◆ TASK ◆
Locate and copy each line in the data that contains the word "note".

Records contained in a dataset
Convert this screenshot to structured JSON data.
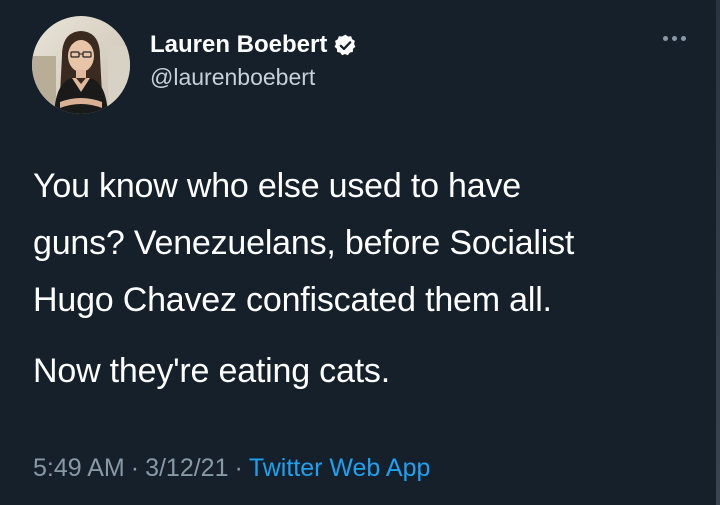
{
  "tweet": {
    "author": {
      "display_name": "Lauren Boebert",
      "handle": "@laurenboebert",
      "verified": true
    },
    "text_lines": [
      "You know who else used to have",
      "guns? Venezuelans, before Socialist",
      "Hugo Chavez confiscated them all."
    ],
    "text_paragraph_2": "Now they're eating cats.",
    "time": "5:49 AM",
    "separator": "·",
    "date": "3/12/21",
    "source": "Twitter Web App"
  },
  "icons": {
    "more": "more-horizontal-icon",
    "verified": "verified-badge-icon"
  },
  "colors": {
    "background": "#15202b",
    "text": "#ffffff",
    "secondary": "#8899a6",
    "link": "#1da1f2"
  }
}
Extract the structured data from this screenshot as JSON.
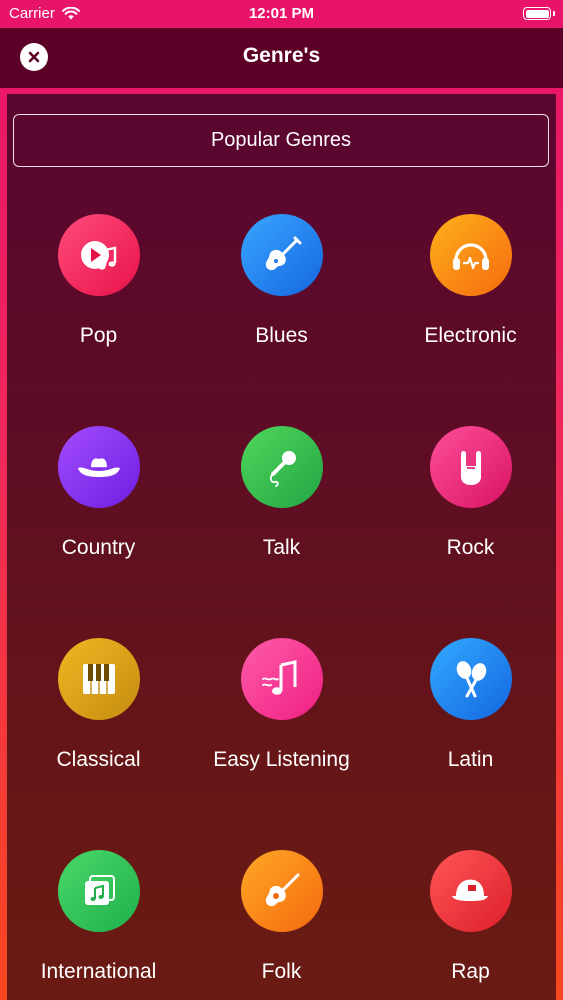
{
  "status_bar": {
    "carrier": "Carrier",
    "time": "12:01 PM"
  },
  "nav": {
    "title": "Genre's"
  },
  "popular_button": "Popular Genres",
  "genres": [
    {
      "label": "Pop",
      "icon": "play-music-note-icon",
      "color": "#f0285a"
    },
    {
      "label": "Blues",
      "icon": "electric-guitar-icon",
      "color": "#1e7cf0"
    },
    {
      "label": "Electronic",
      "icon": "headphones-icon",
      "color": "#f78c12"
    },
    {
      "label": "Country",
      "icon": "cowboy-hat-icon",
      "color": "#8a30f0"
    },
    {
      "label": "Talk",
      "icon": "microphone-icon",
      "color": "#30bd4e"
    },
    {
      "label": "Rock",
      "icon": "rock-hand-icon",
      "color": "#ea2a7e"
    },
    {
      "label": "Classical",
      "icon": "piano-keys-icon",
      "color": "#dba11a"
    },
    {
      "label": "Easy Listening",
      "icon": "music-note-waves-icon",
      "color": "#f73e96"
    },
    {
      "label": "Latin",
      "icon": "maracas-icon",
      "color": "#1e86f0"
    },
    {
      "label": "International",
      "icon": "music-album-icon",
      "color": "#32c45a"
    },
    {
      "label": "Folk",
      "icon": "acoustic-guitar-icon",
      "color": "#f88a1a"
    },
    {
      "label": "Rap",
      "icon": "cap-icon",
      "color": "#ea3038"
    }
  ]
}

◆ THE RESULT ◆
      "icon": "play-music-note-icon",
      "icon": "music-note-waves-icon",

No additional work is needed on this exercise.